PROBLEM TO WORK ON
Work through the data line by line, gathering every line that has the word "measurements".

[Records about charts and figures]
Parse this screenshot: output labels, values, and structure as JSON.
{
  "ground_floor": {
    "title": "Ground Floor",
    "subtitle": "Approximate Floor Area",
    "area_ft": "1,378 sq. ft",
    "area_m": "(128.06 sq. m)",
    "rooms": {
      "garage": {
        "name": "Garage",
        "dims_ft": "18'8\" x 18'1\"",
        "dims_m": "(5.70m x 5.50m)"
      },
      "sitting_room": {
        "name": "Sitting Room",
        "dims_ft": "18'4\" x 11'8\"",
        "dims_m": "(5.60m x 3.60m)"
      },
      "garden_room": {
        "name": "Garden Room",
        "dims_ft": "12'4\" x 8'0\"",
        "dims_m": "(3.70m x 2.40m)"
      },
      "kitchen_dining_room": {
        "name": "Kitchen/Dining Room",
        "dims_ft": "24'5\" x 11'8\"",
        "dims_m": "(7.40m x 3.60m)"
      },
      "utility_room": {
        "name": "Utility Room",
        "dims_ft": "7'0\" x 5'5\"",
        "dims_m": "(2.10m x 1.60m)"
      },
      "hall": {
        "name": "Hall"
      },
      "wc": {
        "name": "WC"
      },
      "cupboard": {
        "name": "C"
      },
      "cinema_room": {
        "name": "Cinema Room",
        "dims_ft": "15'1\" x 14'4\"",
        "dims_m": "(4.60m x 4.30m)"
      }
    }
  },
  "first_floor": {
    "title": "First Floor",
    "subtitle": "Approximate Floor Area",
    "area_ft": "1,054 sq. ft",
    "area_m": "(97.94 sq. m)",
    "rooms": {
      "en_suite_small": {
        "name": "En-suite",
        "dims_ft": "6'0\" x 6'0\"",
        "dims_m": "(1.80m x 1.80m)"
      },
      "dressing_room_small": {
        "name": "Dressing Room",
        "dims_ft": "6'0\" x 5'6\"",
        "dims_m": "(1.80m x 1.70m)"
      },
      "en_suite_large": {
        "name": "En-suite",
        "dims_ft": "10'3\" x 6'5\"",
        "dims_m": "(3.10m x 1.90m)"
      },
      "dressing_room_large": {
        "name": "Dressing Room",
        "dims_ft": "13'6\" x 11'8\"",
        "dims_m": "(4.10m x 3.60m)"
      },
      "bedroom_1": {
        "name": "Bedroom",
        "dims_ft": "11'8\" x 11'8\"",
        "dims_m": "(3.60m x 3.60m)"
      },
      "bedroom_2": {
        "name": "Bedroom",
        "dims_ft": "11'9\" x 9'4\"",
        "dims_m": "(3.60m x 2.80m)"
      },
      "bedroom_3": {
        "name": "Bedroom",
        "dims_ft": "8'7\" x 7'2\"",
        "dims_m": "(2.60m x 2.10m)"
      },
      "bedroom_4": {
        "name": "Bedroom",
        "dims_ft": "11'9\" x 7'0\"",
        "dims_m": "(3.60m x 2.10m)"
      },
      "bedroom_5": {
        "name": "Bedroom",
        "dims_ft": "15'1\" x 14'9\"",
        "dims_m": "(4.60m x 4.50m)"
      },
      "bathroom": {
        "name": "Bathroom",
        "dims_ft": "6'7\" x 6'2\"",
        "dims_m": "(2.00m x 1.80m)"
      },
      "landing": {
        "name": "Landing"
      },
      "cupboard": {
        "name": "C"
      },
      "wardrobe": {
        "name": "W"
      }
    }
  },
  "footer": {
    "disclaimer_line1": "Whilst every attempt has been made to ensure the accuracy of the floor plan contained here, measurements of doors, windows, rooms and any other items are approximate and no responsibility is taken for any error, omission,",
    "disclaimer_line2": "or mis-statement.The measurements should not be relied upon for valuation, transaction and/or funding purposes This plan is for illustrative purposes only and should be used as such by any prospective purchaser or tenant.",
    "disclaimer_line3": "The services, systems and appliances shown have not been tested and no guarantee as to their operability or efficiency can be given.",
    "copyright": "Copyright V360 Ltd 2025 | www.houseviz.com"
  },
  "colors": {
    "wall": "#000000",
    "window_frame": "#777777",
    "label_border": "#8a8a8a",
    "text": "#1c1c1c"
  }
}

SOLUTION TO THIS EXERCISE
    "disclaimer_line1": "Whilst every attempt has been made to ensure the accuracy of the floor plan contained here, measurements of doors, windows, rooms and any other items are approximate and no responsibility is taken for any error, omission,",
    "disclaimer_line2": "or mis-statement.The measurements should not be relied upon for valuation, transaction and/or funding purposes This plan is for illustrative purposes only and should be used as such by any prospective purchaser or tenant.",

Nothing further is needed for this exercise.